> _Input material_
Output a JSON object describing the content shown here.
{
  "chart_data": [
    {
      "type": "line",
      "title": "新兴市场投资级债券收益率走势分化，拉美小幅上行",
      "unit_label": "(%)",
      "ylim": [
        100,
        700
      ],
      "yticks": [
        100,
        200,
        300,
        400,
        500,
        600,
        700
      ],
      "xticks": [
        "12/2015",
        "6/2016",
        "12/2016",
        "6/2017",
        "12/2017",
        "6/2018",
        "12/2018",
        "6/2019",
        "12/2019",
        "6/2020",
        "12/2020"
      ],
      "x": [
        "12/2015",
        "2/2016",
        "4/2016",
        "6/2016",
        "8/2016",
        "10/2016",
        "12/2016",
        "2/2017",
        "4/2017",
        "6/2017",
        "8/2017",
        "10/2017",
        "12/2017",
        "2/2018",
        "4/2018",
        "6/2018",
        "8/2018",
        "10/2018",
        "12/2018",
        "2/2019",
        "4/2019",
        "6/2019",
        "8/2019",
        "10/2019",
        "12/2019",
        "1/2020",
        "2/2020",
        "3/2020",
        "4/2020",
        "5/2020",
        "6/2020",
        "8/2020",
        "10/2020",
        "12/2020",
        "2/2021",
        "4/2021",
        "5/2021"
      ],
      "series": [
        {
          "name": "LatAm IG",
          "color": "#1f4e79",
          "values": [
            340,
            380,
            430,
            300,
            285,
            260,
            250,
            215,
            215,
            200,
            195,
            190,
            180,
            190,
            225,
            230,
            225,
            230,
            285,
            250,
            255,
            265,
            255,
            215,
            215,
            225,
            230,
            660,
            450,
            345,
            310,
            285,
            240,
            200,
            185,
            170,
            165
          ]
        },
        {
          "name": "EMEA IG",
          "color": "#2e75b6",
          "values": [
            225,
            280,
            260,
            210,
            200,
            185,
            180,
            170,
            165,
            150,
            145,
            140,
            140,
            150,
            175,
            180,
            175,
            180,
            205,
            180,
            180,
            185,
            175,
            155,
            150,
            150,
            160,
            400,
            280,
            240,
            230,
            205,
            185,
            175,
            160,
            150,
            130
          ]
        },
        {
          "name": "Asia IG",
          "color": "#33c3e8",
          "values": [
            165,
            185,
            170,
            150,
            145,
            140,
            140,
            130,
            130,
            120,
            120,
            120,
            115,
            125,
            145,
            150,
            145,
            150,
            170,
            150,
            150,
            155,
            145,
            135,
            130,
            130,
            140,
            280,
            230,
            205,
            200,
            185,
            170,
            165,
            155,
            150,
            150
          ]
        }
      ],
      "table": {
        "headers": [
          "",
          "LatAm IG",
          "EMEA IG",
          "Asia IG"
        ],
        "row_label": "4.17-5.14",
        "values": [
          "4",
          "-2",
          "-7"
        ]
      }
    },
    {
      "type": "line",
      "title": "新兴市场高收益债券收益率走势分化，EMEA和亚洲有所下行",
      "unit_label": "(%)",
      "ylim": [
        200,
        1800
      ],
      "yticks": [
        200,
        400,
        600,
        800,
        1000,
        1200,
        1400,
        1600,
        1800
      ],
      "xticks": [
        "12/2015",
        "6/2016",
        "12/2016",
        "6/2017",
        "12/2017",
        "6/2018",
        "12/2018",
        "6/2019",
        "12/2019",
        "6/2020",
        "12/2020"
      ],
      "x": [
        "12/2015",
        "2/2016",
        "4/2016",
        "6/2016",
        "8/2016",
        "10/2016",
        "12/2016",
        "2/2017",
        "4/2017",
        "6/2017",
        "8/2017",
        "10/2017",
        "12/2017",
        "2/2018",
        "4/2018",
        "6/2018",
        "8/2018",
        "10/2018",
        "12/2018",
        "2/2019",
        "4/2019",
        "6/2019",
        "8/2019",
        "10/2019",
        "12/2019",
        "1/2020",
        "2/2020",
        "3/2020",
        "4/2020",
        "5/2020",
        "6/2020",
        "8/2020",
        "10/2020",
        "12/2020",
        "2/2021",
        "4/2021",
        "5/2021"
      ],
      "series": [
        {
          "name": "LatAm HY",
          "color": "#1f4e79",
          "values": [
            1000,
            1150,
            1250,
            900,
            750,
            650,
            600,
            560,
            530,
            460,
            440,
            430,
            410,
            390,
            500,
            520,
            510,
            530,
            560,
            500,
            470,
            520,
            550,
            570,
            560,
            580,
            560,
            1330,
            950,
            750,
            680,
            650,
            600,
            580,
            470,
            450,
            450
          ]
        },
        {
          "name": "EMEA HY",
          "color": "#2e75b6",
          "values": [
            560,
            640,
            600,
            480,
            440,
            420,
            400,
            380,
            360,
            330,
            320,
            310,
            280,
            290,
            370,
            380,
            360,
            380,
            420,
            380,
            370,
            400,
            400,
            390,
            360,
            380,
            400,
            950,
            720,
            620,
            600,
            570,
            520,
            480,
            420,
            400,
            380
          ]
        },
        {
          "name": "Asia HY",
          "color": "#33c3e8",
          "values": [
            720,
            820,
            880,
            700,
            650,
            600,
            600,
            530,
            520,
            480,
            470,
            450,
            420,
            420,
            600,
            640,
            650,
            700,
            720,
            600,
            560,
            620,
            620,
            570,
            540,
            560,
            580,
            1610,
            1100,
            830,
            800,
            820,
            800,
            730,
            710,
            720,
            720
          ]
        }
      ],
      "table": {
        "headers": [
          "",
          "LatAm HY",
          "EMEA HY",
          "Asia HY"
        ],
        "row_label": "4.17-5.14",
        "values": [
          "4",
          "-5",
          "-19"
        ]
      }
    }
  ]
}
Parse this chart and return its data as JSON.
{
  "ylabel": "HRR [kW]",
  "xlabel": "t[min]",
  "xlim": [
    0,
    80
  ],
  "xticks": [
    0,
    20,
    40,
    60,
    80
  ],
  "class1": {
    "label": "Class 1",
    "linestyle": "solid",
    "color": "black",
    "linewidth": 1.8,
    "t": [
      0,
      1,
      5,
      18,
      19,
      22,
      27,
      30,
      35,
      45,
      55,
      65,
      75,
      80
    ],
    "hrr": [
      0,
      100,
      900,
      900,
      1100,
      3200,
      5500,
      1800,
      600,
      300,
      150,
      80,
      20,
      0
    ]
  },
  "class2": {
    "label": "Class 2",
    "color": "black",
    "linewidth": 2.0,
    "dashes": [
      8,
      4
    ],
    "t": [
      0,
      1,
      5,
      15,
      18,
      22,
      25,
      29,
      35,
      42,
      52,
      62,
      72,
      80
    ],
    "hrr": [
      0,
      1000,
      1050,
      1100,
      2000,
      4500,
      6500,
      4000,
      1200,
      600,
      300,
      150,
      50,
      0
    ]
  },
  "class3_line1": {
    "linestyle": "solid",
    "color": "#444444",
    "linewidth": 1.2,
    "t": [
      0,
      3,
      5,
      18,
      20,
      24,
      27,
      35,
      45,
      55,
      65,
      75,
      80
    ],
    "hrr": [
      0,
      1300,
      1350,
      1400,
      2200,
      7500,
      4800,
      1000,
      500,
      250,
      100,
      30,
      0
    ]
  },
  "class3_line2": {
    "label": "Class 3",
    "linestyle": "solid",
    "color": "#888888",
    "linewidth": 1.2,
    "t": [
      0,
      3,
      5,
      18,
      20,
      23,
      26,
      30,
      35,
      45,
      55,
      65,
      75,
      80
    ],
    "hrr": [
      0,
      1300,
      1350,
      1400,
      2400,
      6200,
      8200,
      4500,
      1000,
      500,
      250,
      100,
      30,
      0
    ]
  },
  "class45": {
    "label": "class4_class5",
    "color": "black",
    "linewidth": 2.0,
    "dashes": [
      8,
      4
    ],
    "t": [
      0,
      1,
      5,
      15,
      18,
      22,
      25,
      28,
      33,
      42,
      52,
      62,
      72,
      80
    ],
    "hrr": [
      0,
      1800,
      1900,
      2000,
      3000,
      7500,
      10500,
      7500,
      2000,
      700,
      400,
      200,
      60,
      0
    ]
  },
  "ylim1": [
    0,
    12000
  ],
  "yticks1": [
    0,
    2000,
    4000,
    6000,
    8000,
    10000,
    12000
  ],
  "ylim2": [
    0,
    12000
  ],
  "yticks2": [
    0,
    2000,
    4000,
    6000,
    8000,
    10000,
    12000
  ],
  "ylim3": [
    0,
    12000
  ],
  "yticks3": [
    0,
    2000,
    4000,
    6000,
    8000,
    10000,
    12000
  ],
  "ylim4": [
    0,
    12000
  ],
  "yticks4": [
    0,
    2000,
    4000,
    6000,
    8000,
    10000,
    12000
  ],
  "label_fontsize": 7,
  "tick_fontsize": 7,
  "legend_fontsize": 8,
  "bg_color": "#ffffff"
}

> _Task description_
Among the entries above, identify all lines with "name" and copy them.

> _Exercise result_
          "name": "LatAm IG",
          "name": "EMEA IG",
          "name": "Asia IG",
          "name": "LatAm HY",
          "name": "EMEA HY",
          "name": "Asia HY",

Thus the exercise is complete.